● The exercise
Repeat the material below word for word and leave out all pictures.

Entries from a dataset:

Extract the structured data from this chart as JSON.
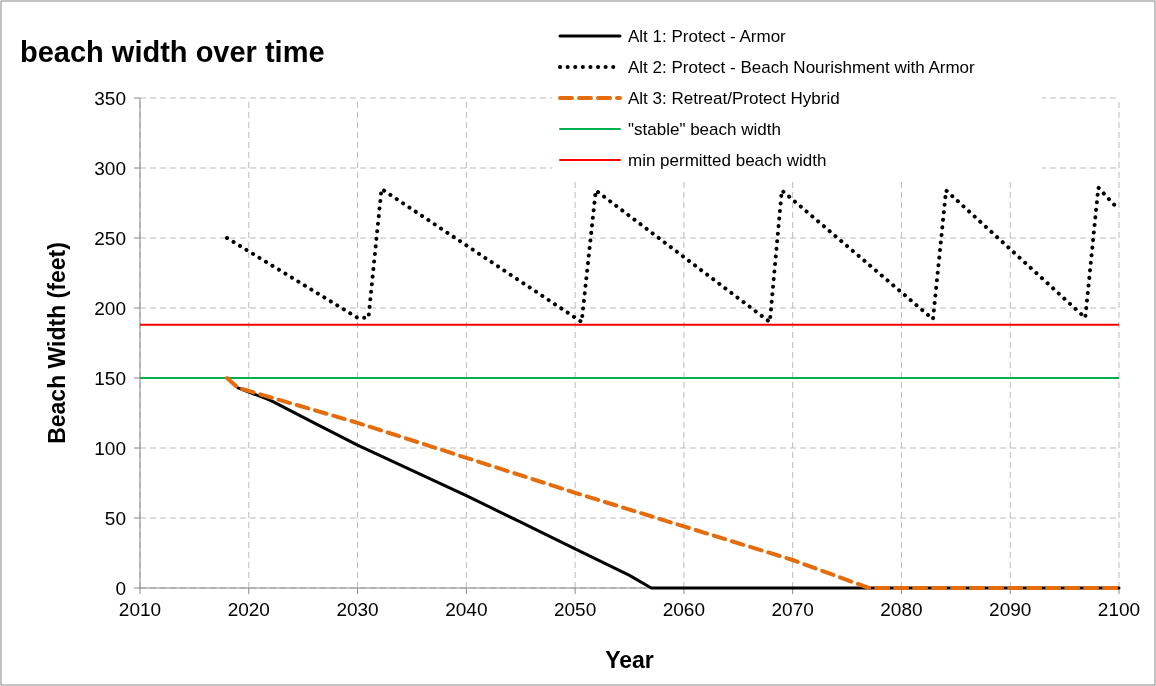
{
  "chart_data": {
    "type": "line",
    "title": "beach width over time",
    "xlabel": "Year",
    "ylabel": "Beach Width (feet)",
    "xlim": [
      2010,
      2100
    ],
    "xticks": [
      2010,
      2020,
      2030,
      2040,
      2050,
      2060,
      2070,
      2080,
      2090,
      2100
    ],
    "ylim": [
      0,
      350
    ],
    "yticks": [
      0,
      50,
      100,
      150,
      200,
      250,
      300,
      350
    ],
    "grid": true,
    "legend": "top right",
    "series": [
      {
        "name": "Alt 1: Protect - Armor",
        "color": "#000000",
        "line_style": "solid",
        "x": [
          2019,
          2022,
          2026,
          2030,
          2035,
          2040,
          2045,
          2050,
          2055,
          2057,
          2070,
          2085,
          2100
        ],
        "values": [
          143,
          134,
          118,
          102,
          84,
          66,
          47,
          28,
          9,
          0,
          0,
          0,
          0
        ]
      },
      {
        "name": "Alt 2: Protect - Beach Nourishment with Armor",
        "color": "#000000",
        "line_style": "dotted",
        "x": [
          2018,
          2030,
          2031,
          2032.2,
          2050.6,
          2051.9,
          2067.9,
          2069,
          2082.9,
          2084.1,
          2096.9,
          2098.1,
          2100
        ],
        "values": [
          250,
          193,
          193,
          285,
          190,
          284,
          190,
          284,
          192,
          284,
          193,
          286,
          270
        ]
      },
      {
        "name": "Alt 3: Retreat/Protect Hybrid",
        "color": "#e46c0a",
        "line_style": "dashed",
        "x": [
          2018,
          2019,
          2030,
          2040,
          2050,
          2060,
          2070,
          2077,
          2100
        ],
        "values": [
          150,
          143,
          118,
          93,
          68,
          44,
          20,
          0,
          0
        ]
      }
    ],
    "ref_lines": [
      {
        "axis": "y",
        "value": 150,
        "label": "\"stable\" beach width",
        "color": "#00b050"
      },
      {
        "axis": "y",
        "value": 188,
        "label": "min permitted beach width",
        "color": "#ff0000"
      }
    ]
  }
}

● The answer
Extract the structured data from this chart as JSON.
{
  "chart_data": {
    "type": "line",
    "title": "beach width over time",
    "xlabel": "Year",
    "ylabel": "Beach Width (feet)",
    "xlim": [
      2010,
      2100
    ],
    "xticks": [
      2010,
      2020,
      2030,
      2040,
      2050,
      2060,
      2070,
      2080,
      2090,
      2100
    ],
    "ylim": [
      0,
      350
    ],
    "yticks": [
      0,
      50,
      100,
      150,
      200,
      250,
      300,
      350
    ],
    "grid": true,
    "legend": "top right",
    "series": [
      {
        "name": "Alt 1: Protect - Armor",
        "color": "#000000",
        "line_style": "solid",
        "x": [
          2019,
          2022,
          2026,
          2030,
          2035,
          2040,
          2045,
          2050,
          2055,
          2057,
          2070,
          2085,
          2100
        ],
        "values": [
          143,
          134,
          118,
          102,
          84,
          66,
          47,
          28,
          9,
          0,
          0,
          0,
          0
        ]
      },
      {
        "name": "Alt 2: Protect - Beach Nourishment with Armor",
        "color": "#000000",
        "line_style": "dotted",
        "x": [
          2018,
          2030,
          2031,
          2032.2,
          2050.6,
          2051.9,
          2067.9,
          2069,
          2082.9,
          2084.1,
          2096.9,
          2098.1,
          2100
        ],
        "values": [
          250,
          193,
          193,
          285,
          190,
          284,
          190,
          284,
          192,
          284,
          193,
          286,
          270
        ]
      },
      {
        "name": "Alt 3: Retreat/Protect Hybrid",
        "color": "#e46c0a",
        "line_style": "dashed",
        "x": [
          2018,
          2019,
          2030,
          2040,
          2050,
          2060,
          2070,
          2077,
          2100
        ],
        "values": [
          150,
          143,
          118,
          93,
          68,
          44,
          20,
          0,
          0
        ]
      }
    ],
    "ref_lines": [
      {
        "axis": "y",
        "value": 150,
        "label": "\"stable\" beach width",
        "color": "#00b050"
      },
      {
        "axis": "y",
        "value": 188,
        "label": "min permitted beach width",
        "color": "#ff0000"
      }
    ]
  }
}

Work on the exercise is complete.